=== TASK MATERIAL ===

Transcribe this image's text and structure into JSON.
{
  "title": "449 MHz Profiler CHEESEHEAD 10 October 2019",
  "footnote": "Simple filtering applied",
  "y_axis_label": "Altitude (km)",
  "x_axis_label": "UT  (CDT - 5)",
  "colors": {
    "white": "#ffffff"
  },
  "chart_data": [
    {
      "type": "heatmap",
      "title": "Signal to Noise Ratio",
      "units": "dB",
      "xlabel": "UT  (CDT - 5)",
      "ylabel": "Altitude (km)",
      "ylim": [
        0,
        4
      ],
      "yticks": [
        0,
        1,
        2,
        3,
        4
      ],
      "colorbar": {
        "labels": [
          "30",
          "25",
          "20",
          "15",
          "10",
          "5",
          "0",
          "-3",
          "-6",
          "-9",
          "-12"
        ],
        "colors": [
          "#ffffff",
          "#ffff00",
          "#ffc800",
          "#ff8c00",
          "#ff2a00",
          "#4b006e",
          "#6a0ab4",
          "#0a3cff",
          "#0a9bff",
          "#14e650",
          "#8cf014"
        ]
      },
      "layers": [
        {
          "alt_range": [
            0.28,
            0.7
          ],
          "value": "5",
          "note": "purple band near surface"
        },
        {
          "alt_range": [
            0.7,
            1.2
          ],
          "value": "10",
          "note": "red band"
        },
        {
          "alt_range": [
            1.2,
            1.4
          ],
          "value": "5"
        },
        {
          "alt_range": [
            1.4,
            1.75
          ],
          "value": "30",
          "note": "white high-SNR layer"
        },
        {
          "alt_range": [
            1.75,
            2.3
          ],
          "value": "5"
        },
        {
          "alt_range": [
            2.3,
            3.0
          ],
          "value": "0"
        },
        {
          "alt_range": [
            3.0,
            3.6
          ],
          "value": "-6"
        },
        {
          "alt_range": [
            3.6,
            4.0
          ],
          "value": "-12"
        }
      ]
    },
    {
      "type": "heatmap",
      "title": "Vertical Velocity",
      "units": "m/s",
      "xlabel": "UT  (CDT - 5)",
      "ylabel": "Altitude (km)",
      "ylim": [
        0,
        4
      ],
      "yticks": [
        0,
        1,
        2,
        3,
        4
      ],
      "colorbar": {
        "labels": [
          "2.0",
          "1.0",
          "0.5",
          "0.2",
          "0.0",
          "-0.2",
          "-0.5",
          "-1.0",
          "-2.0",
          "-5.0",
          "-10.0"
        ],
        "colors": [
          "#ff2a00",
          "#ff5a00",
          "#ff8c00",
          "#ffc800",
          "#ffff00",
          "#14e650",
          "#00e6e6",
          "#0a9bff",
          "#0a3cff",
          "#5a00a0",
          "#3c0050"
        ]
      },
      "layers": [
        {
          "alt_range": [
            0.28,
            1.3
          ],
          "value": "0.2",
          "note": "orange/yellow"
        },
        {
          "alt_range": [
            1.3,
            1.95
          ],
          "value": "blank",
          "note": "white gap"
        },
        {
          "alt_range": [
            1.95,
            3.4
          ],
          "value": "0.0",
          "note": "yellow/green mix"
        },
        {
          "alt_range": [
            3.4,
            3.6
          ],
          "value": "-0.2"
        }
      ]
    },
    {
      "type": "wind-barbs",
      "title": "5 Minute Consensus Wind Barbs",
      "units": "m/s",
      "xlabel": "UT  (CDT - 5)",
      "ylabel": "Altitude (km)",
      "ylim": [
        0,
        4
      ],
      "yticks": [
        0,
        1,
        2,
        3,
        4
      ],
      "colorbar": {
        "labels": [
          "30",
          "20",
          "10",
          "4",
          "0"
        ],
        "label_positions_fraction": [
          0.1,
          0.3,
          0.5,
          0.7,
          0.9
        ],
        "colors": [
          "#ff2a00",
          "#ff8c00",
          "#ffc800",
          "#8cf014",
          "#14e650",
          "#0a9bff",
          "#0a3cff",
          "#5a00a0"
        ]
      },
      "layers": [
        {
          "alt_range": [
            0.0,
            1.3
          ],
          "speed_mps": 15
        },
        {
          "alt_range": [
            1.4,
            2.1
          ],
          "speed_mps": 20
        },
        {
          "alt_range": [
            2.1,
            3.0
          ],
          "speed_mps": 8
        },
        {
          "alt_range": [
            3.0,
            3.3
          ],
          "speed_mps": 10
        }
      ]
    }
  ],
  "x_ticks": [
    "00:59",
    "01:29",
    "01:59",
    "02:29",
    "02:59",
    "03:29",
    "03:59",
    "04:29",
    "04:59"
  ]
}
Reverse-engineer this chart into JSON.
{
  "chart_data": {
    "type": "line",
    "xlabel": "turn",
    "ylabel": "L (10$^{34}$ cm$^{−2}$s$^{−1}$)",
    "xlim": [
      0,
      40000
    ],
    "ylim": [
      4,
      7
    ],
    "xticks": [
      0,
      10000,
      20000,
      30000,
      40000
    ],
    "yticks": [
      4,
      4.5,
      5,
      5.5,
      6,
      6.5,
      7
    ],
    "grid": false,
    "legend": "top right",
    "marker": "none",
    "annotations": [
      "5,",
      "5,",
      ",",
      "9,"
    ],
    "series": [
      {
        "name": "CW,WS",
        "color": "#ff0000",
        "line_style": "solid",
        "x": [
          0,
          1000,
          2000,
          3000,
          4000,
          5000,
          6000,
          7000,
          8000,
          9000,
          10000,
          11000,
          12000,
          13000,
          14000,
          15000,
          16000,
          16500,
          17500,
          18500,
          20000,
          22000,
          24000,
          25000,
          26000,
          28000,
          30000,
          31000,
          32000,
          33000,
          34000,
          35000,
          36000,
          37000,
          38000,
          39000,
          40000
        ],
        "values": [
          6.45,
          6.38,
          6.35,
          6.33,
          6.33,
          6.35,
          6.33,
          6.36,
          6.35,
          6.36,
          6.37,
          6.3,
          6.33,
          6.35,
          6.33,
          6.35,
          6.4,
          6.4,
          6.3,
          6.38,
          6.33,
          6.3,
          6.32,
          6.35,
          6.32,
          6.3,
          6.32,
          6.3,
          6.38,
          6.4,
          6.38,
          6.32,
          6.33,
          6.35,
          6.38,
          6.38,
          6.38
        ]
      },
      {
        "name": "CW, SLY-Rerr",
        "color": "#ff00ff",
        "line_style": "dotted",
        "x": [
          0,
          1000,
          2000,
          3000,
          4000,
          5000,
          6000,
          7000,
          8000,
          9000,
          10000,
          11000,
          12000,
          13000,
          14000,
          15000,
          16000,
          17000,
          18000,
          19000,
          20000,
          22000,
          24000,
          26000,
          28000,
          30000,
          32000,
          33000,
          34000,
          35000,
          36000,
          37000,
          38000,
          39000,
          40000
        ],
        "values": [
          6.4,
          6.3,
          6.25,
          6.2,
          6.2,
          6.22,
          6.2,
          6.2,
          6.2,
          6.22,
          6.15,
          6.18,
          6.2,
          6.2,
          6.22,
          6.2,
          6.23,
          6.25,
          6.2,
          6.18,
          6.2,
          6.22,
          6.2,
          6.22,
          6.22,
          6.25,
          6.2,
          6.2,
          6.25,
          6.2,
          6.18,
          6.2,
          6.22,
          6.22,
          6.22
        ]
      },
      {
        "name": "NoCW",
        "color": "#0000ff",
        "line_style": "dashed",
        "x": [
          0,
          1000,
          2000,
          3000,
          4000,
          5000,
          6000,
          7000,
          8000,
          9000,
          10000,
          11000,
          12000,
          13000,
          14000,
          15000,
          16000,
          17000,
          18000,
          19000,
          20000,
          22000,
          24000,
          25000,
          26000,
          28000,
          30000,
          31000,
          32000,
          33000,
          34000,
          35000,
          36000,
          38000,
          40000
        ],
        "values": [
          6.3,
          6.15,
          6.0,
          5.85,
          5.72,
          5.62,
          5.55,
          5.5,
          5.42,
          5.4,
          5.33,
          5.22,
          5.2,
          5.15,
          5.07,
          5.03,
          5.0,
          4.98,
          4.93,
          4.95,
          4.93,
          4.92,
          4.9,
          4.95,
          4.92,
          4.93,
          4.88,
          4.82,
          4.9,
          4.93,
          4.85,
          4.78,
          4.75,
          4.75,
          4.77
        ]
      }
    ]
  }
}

===

Track down every line holding the string "this" and copy it.

## FULL OUTPUT
Transcribe this image's text and structure into JSON.
Reverse-engineer this chart into JSON.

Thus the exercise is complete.